::: Recorded information :::

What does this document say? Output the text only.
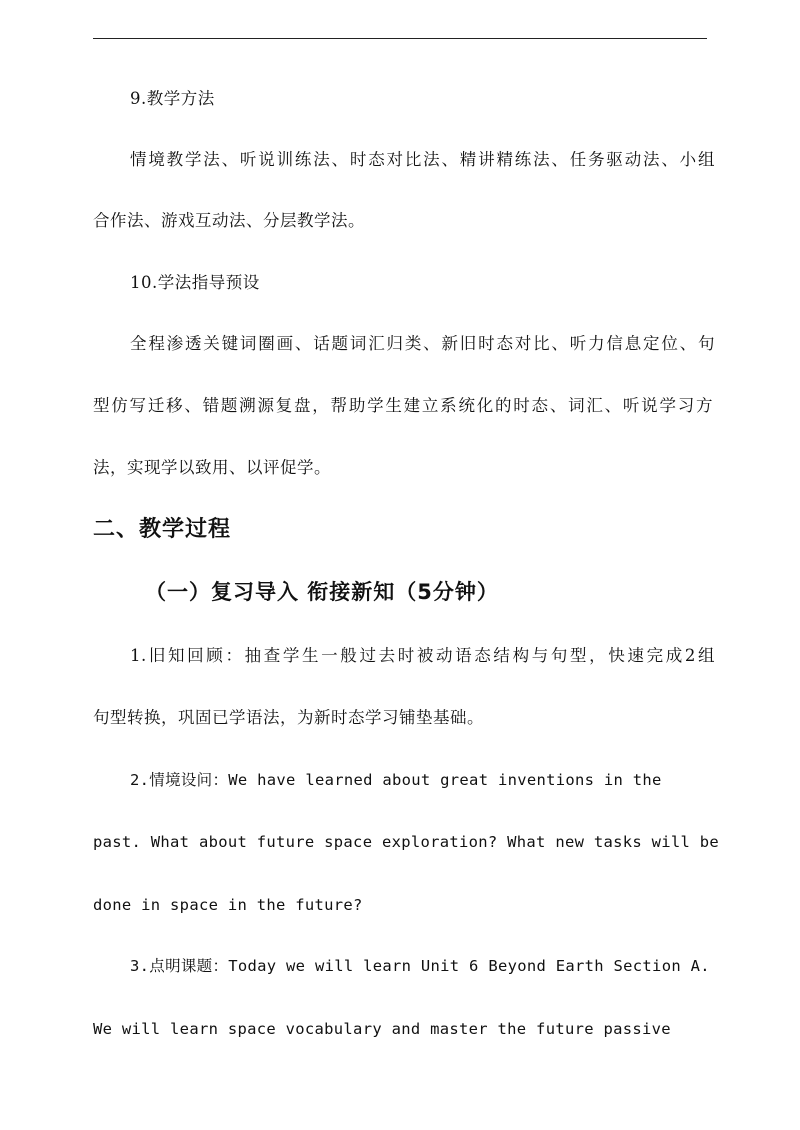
9.教学方法
情境教学法、听说训练法、时态对比法、精讲精练法、任务驱动法、小组
合作法、游戏互动法、分层教学法。
10.学法指导预设
全程渗透关键词圈画、话题词汇归类、新旧时态对比、听力信息定位、句
型仿写迁移、错题溯源复盘，帮助学生建立系统化的时态、词汇、听说学习方
法，实现学以致用、以评促学。
二、教学过程
（一）复习导入 衔接新知（5分钟）
1.旧知回顾：抽查学生一般过去时被动语态结构与句型，快速完成2组
句型转换，巩固已学语法，为新时态学习铺垫基础。
2.情境设问：We have learned about great inventions in the
past. What about future space exploration? What new tasks will be
done in space in the future?
3.点明课题：Today we will learn Unit 6 Beyond Earth Section A.
We will learn space vocabulary and master the future passive
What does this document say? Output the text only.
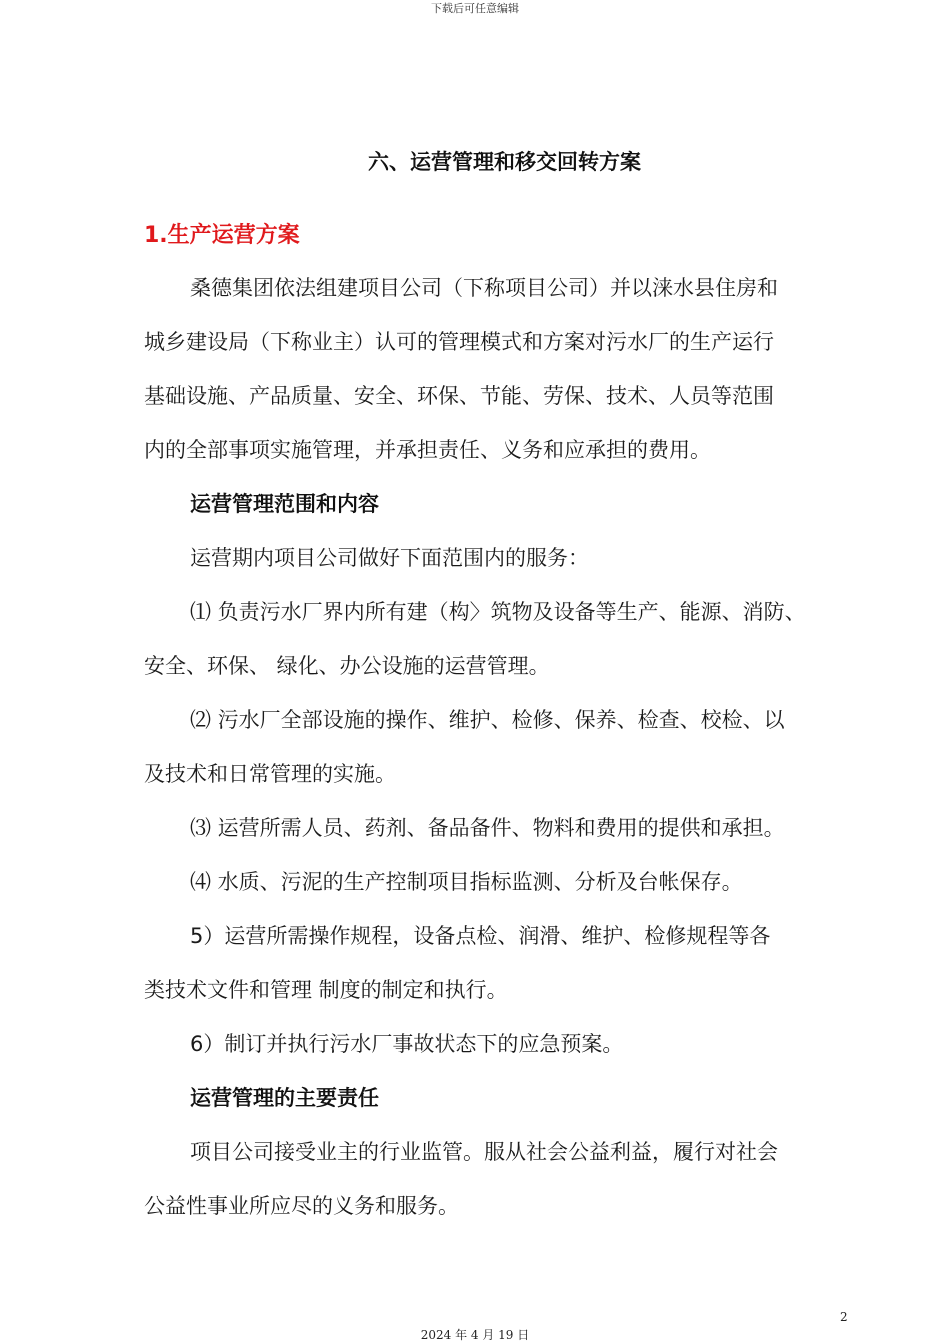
下载后可任意编辑
六、运营管理和移交回转方案
1.生产运营方案
桑德集团依法组建项目公司（下称项目公司）并以涞水县住房和
城乡建设局（下称业主）认可的管理模式和方案对污水厂的生产运行
基础设施、产品质量、安全、环保、节能、劳保、技术、人员等范围
内的全部事项实施管理，并承担责任、义务和应承担的费用。
运营管理范围和内容
运营期内项目公司做好下面范围内的服务：
⑴ 负责污水厂界内所有建（构〉筑物及设备等生产、能源、消防、
安全、环保、 绿化、办公设施的运营管理。
⑵ 污水厂全部设施的操作、维护、检修、保养、检查、校检、以
及技术和日常管理的实施。
⑶ 运营所需人员、药剂、备品备件、物料和费用的提供和承担。
⑷ 水质、污泥的生产控制项目指标监测、分析及台帐保存。
5）运营所需操作规程，设备点检、润滑、维护、检修规程等各
类技术文件和管理 制度的制定和执行。
6）制订并执行污水厂事故状态下的应急预案。
运营管理的主要责任
项目公司接受业主的行业监管。服从社会公益利益，履行对社会
公益性事业所应尽的义务和服务。
2
2024 年 4 月 19 日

:::

Problem to work on:
How many of the lines above include the string "will"? Answer with the number only.

Exercise result:
3